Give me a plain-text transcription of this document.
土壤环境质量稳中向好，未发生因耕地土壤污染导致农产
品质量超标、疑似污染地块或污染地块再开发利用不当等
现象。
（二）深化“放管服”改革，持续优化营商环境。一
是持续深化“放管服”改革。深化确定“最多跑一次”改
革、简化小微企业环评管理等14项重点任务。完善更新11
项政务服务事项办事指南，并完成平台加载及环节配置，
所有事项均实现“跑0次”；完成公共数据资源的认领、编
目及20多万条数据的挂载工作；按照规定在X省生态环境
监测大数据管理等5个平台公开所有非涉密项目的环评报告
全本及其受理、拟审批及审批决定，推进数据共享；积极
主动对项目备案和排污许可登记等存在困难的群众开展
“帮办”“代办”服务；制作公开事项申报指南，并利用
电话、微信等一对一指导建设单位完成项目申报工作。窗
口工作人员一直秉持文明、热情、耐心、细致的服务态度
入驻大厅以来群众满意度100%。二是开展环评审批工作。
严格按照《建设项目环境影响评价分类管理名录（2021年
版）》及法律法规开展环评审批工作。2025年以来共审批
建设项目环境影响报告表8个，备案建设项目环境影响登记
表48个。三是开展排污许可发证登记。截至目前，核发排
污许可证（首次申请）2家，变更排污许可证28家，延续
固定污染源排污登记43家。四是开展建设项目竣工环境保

==

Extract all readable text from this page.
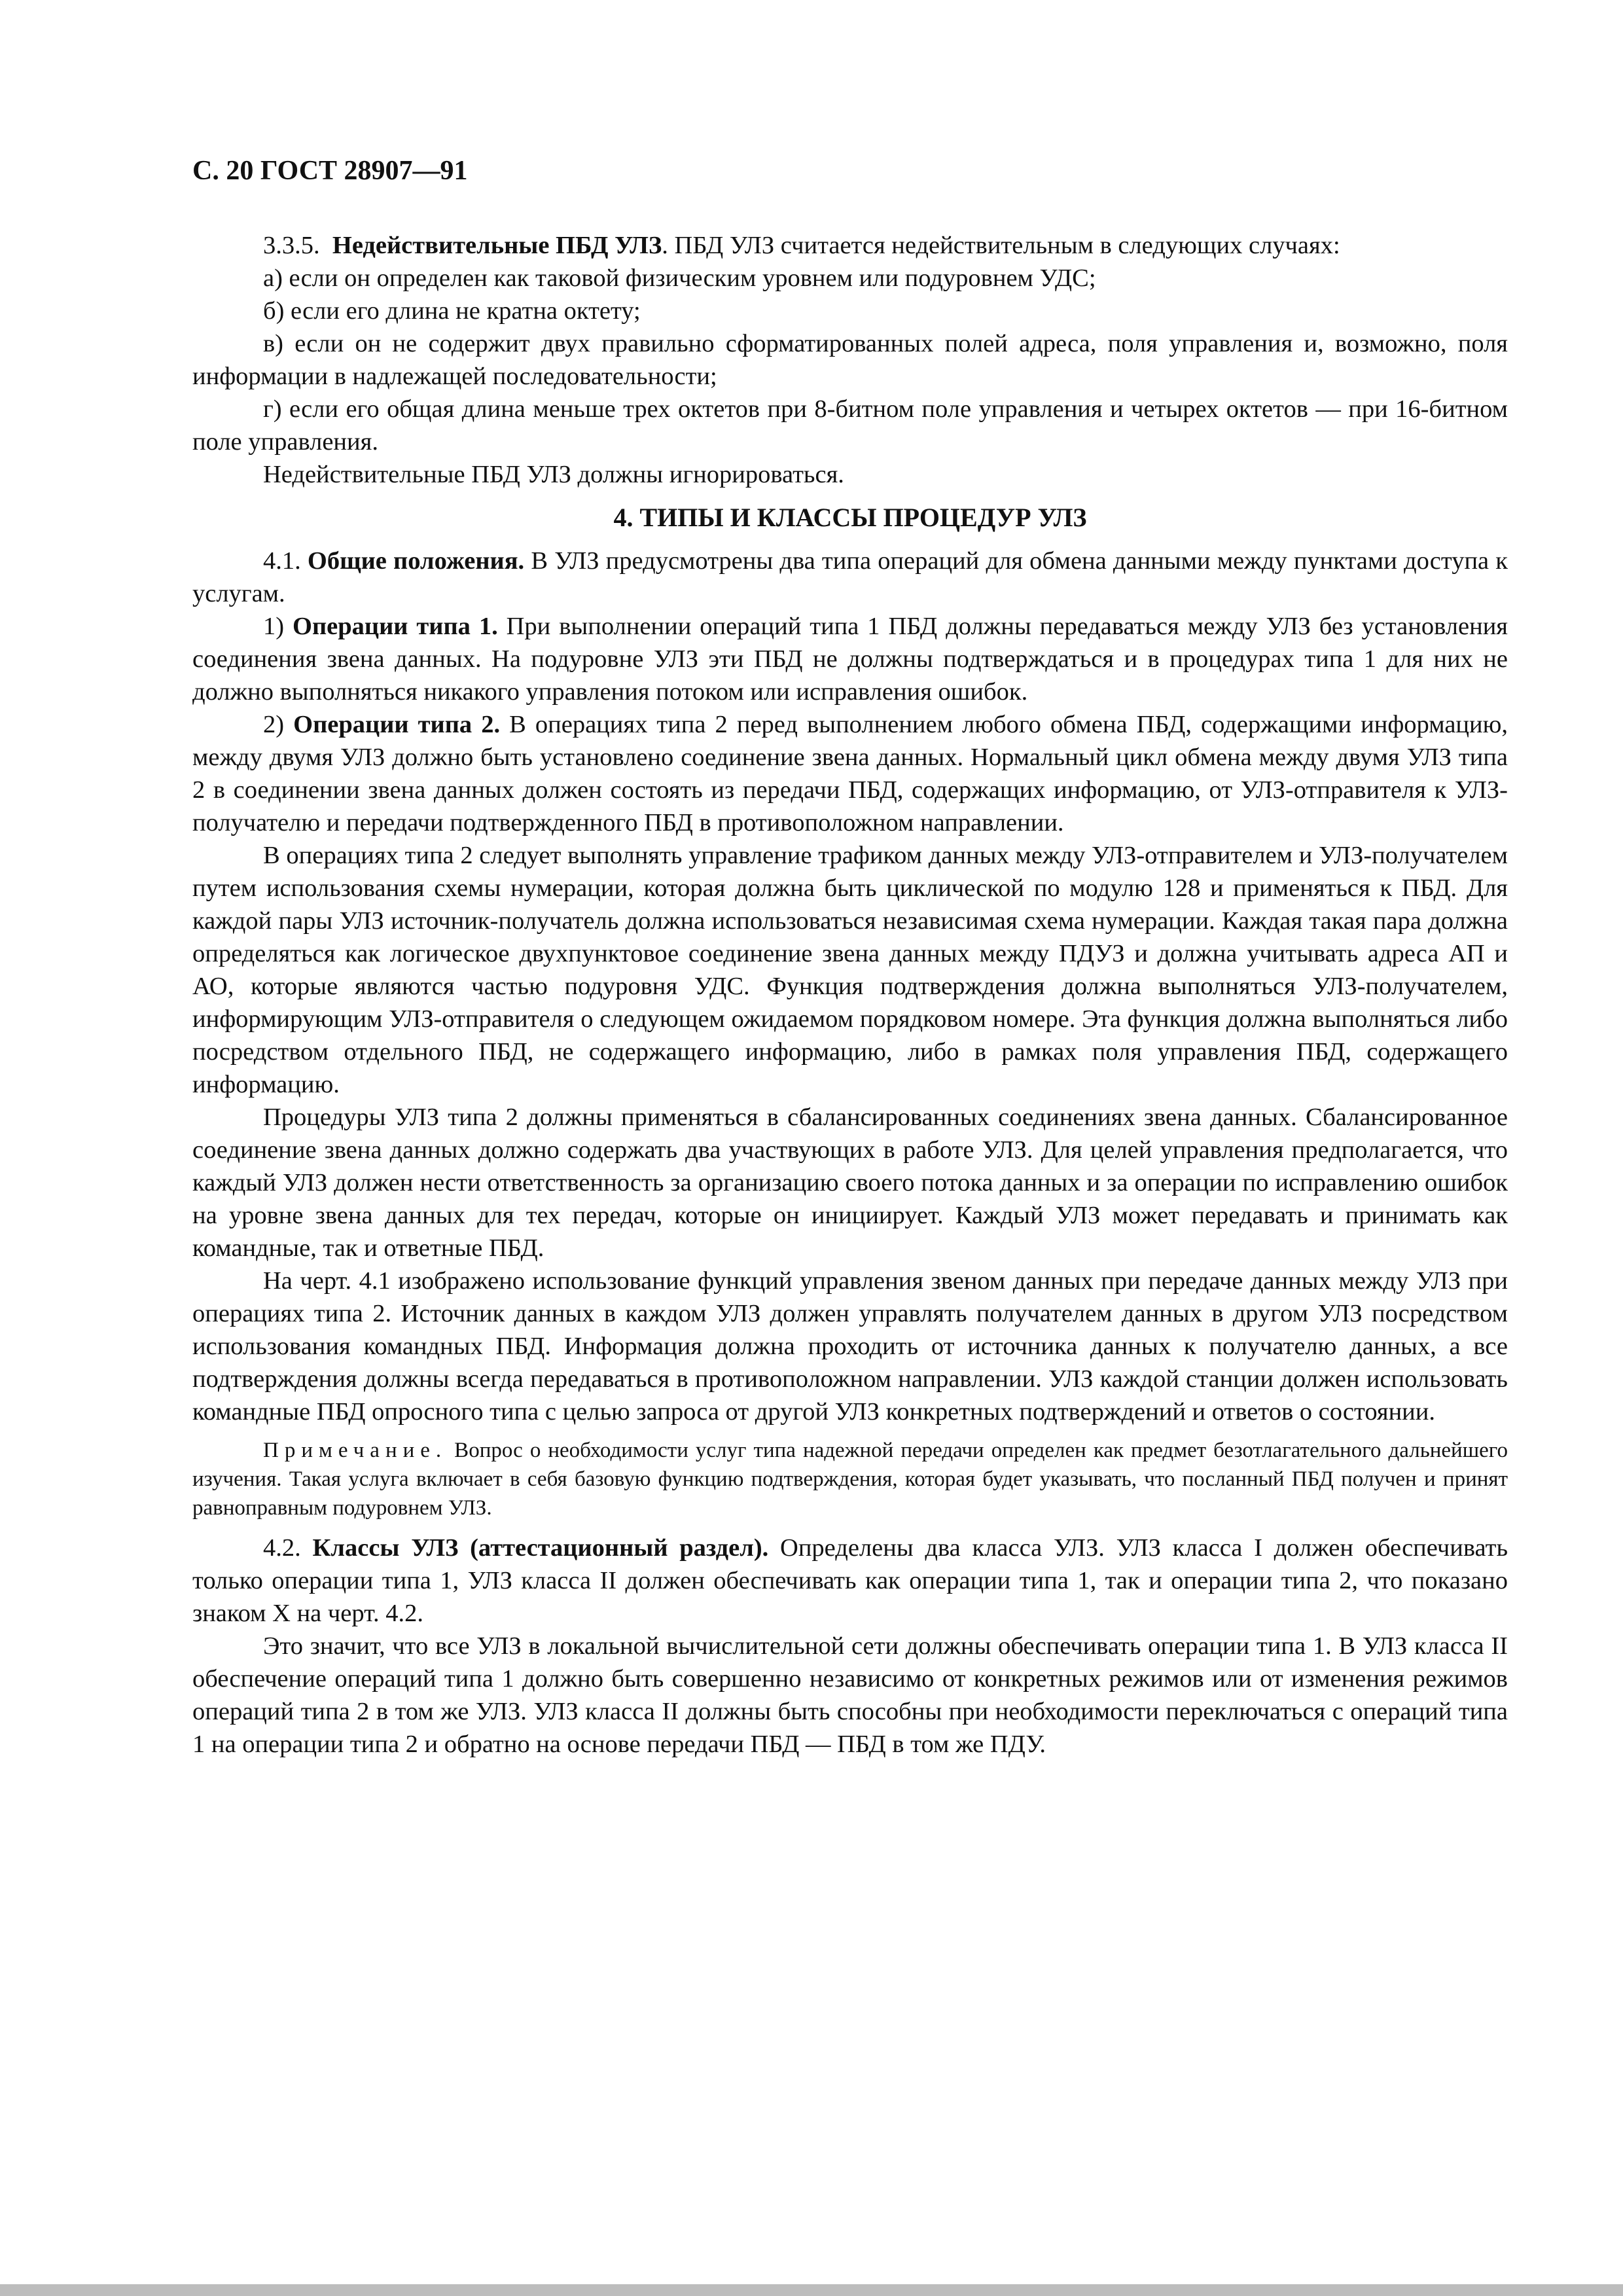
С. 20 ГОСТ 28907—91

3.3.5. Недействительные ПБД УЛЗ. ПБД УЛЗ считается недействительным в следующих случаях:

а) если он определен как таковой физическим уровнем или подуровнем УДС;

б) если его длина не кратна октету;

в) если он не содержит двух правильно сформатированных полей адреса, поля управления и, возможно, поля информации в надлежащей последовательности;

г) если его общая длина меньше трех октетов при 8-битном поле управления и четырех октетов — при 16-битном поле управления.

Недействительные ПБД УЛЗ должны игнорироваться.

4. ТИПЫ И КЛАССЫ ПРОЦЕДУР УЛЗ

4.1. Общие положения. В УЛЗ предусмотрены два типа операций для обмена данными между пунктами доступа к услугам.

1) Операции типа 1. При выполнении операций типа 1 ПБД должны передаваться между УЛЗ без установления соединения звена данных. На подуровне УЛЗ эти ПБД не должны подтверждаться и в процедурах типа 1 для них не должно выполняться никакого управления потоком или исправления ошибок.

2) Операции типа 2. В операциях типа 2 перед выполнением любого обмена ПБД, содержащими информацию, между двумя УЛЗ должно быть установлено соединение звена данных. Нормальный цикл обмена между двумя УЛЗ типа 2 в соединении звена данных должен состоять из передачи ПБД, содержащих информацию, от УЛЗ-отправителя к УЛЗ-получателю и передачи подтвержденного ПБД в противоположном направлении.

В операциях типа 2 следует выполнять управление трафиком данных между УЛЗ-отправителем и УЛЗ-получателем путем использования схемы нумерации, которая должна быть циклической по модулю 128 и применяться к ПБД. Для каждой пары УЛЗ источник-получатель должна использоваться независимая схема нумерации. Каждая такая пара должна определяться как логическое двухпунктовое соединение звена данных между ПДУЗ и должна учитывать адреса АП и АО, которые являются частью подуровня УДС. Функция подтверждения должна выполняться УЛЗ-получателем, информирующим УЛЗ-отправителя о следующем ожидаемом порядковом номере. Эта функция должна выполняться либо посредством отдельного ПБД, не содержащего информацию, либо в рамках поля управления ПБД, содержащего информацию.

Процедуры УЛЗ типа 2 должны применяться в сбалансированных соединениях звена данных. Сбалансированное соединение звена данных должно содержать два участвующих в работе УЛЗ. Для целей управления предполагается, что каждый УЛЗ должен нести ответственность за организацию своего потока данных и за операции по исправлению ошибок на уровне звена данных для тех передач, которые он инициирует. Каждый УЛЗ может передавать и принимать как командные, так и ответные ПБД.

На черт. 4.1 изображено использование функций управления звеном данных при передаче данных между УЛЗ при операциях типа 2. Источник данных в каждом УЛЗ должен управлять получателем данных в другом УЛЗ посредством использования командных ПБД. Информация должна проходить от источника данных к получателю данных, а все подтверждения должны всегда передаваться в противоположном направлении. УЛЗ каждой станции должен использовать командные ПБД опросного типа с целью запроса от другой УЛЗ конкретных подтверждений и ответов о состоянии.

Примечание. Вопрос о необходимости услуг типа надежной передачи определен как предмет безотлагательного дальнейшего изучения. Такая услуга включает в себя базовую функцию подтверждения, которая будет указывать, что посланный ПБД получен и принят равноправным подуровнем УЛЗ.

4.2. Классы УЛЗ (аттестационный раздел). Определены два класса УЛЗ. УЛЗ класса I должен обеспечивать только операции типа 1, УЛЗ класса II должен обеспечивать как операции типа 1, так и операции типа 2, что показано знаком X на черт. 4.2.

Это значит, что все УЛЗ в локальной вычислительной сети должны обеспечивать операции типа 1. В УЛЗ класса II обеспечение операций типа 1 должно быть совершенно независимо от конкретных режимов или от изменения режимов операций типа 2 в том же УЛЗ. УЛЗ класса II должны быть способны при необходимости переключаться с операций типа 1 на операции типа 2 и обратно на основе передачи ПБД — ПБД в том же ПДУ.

■ EXERCISE TASK ■
Look over the listing. Pull out every line with the string "this" in it.

■ OUTPUT OF THE TASK ■
Give me a plain-text transcription of this document.
Extract all readable text from this page.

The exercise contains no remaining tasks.